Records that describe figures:
******

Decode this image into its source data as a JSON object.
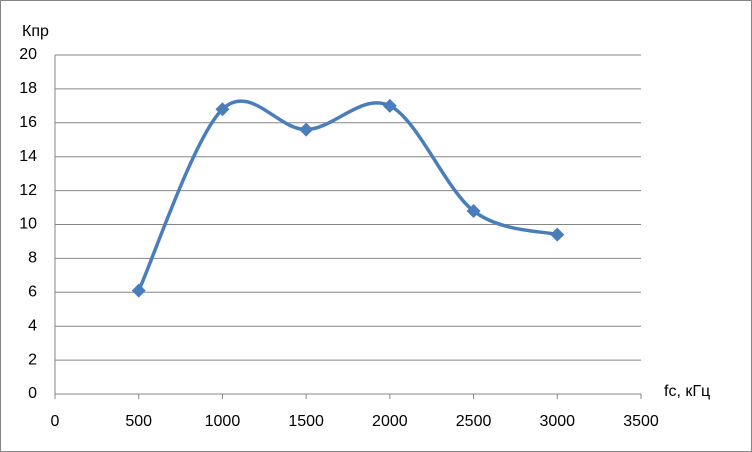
{
  "chart_data": {
    "type": "line",
    "y_label": "Кпр",
    "x_label": "fc, кГц",
    "series": [
      {
        "color": "#4a7ebb",
        "x": [
          500,
          1000,
          1500,
          2000,
          2500,
          3000
        ],
        "values": [
          6.1,
          16.8,
          15.6,
          17.0,
          10.8,
          9.4
        ]
      }
    ],
    "xlim": [
      0,
      3500
    ],
    "xticks": [
      0,
      500,
      1000,
      1500,
      2000,
      2500,
      3000,
      3500
    ],
    "ylim": [
      0,
      20
    ],
    "yticks": [
      0,
      2,
      4,
      6,
      8,
      10,
      12,
      14,
      16,
      18,
      20
    ],
    "grid": true,
    "smooth": true,
    "marker": "diamond"
  }
}
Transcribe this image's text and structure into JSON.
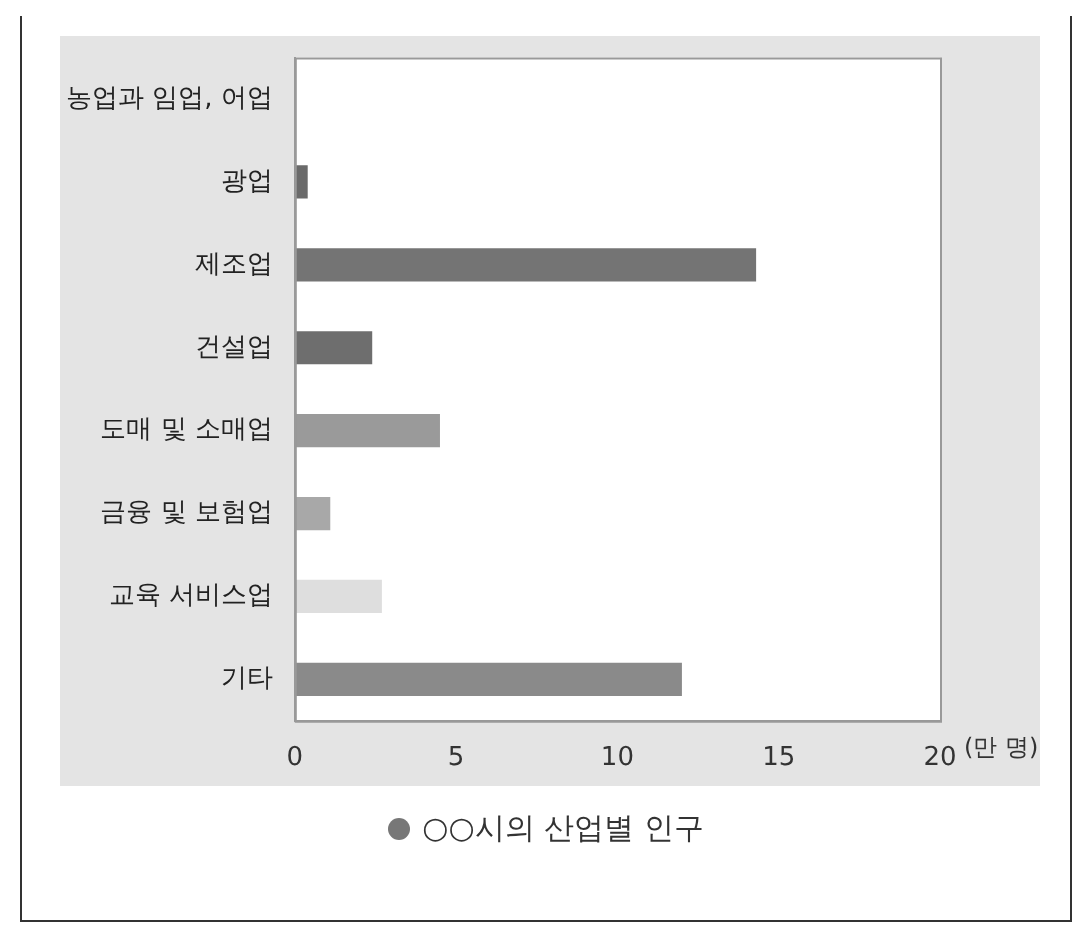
{
  "chart_data": {
    "type": "bar",
    "orientation": "horizontal",
    "title": "○○시의 산업별 인구",
    "xlabel": "(만 명)",
    "categories": [
      "농업과 임업, 어업",
      "광업",
      "제조업",
      "건설업",
      "도매 및 소매업",
      "금융 및 보험업",
      "교육 서비스업",
      "기타"
    ],
    "values": [
      null,
      0.4,
      14.3,
      2.4,
      4.5,
      1.1,
      2.7,
      12
    ],
    "colors": [
      "#7a7a7a",
      "#6a6a6a",
      "#747474",
      "#6e6e6e",
      "#9a9a9a",
      "#a8a8a8",
      "#dedede",
      "#8a8a8a"
    ],
    "xlim": [
      0,
      20
    ],
    "xticks": [
      0,
      5,
      10,
      15,
      20
    ],
    "grid": false,
    "legend": false
  }
}
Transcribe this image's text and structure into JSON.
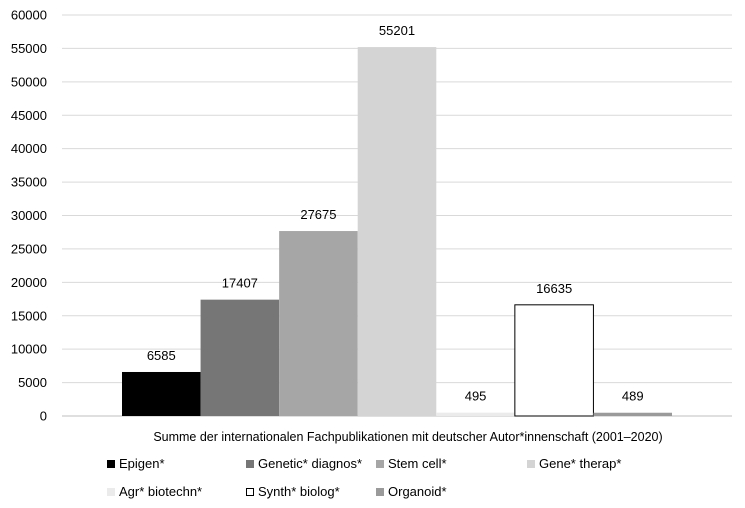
{
  "chart_data": {
    "type": "bar",
    "title": "",
    "xlabel": "Summe der internationalen Fachpublikationen mit deutscher Autor*innenschaft (2001–2020)",
    "ylabel": "",
    "ylim": [
      0,
      60000
    ],
    "yticks": [
      "0",
      "5000",
      "10000",
      "15000",
      "20000",
      "25000",
      "30000",
      "35000",
      "40000",
      "45000",
      "50000",
      "55000",
      "60000"
    ],
    "grid": true,
    "legend_position": "bottom",
    "series": [
      {
        "name": "Epigen*",
        "value": 6585,
        "label": "6585",
        "color": "#000000"
      },
      {
        "name": "Genetic* diagnos*",
        "value": 17407,
        "label": "17407",
        "color": "#767676"
      },
      {
        "name": "Stem cell*",
        "value": 27675,
        "label": "27675",
        "color": "#a6a6a6"
      },
      {
        "name": "Gene* therap*",
        "value": 55201,
        "label": "55201",
        "color": "#d4d4d4"
      },
      {
        "name": "Agr* biotechn*",
        "value": 495,
        "label": "495",
        "color": "#ebebeb"
      },
      {
        "name": "Synth* biolog*",
        "value": 16635,
        "label": "16635",
        "color": "#ffffff"
      },
      {
        "name": "Organoid*",
        "value": 489,
        "label": "489",
        "color": "#9a9a9a"
      }
    ]
  }
}
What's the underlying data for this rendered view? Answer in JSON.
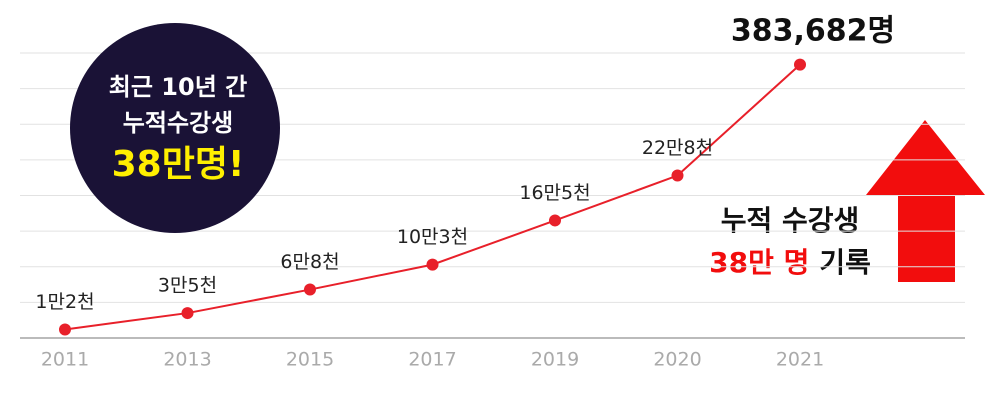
{
  "chart_data": {
    "type": "line",
    "categories": [
      "2011",
      "2013",
      "2015",
      "2017",
      "2019",
      "2020",
      "2021"
    ],
    "values": [
      12000,
      35000,
      68000,
      103000,
      165000,
      228000,
      383682
    ],
    "value_labels": [
      "1만2천",
      "3만5천",
      "6만8천",
      "10만3천",
      "16만5천",
      "22만8천",
      "383,682명"
    ],
    "color": "#e8202a",
    "ylim": [
      0,
      400000
    ],
    "yticks": [
      0,
      50000,
      100000,
      150000,
      200000,
      250000,
      300000,
      350000,
      400000
    ],
    "grid": true,
    "annotations": {
      "circle": [
        "최근 10년 간",
        "누적수강생",
        "38만명!"
      ],
      "note": {
        "line1": "누적 수강생",
        "highlight": "38만 명",
        "rest": "기록"
      }
    }
  }
}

******

--- What the task asks ---
Transcribe all the lines above exactly, apart from the pictures.

--- Response ---
Decode this image into its source data as a JSON object.
{
  "chart_data": {
    "type": "line",
    "y_label": "Кпр",
    "x_label": "fc, кГц",
    "series": [
      {
        "color": "#4a7ebb",
        "x": [
          500,
          1000,
          1500,
          2000,
          2500,
          3000
        ],
        "values": [
          6.1,
          16.8,
          15.6,
          17.0,
          10.8,
          9.4
        ]
      }
    ],
    "xlim": [
      0,
      3500
    ],
    "xticks": [
      0,
      500,
      1000,
      1500,
      2000,
      2500,
      3000,
      3500
    ],
    "ylim": [
      0,
      20
    ],
    "yticks": [
      0,
      2,
      4,
      6,
      8,
      10,
      12,
      14,
      16,
      18,
      20
    ],
    "grid": true,
    "smooth": true,
    "marker": "diamond"
  }
}
Transcribe this image's text and structure into JSON.
{
  "chart_data": {
    "type": "bar",
    "orientation": "horizontal",
    "title": "○○시의 산업별 인구",
    "xlabel": "(만 명)",
    "categories": [
      "농업과 임업, 어업",
      "광업",
      "제조업",
      "건설업",
      "도매 및 소매업",
      "금융 및 보험업",
      "교육 서비스업",
      "기타"
    ],
    "values": [
      null,
      0.4,
      14.3,
      2.4,
      4.5,
      1.1,
      2.7,
      12
    ],
    "colors": [
      "#7a7a7a",
      "#6a6a6a",
      "#747474",
      "#6e6e6e",
      "#9a9a9a",
      "#a8a8a8",
      "#dedede",
      "#8a8a8a"
    ],
    "xlim": [
      0,
      20
    ],
    "xticks": [
      0,
      5,
      10,
      15,
      20
    ],
    "grid": false,
    "legend": false
  }
}
Transcribe this image's text and structure into JSON.
{
  "chart_data": {
    "type": "bar",
    "title": "",
    "xlabel": "Summe der internationalen Fachpublikationen mit deutscher Autor*innenschaft (2001–2020)",
    "ylabel": "",
    "ylim": [
      0,
      60000
    ],
    "yticks": [
      "0",
      "5000",
      "10000",
      "15000",
      "20000",
      "25000",
      "30000",
      "35000",
      "40000",
      "45000",
      "50000",
      "55000",
      "60000"
    ],
    "grid": true,
    "legend_position": "bottom",
    "series": [
      {
        "name": "Epigen*",
        "value": 6585,
        "label": "6585",
        "color": "#000000"
      },
      {
        "name": "Genetic* diagnos*",
        "value": 17407,
        "label": "17407",
        "color": "#767676"
      },
      {
        "name": "Stem cell*",
        "value": 27675,
        "label": "27675",
        "color": "#a6a6a6"
      },
      {
        "name": "Gene* therap*",
        "value": 55201,
        "label": "55201",
        "color": "#d4d4d4"
      },
      {
        "name": "Agr* biotechn*",
        "value": 495,
        "label": "495",
        "color": "#ebebeb"
      },
      {
        "name": "Synth* biolog*",
        "value": 16635,
        "label": "16635",
        "color": "#ffffff"
      },
      {
        "name": "Organoid*",
        "value": 489,
        "label": "489",
        "color": "#9a9a9a"
      }
    ]
  }
}
What's the underlying data for this rendered view? Answer in JSON.
{
  "chart_data": {
    "type": "line",
    "categories": [
      "2011",
      "2013",
      "2015",
      "2017",
      "2019",
      "2020",
      "2021"
    ],
    "values": [
      12000,
      35000,
      68000,
      103000,
      165000,
      228000,
      383682
    ],
    "value_labels": [
      "1만2천",
      "3만5천",
      "6만8천",
      "10만3천",
      "16만5천",
      "22만8천",
      "383,682명"
    ],
    "color": "#e8202a",
    "ylim": [
      0,
      400000
    ],
    "yticks": [
      0,
      50000,
      100000,
      150000,
      200000,
      250000,
      300000,
      350000,
      400000
    ],
    "grid": true,
    "annotations": {
      "circle": [
        "최근 10년 간",
        "누적수강생",
        "38만명!"
      ],
      "note": {
        "line1": "누적 수강생",
        "highlight": "38만 명",
        "rest": "기록"
      }
    }
  }
}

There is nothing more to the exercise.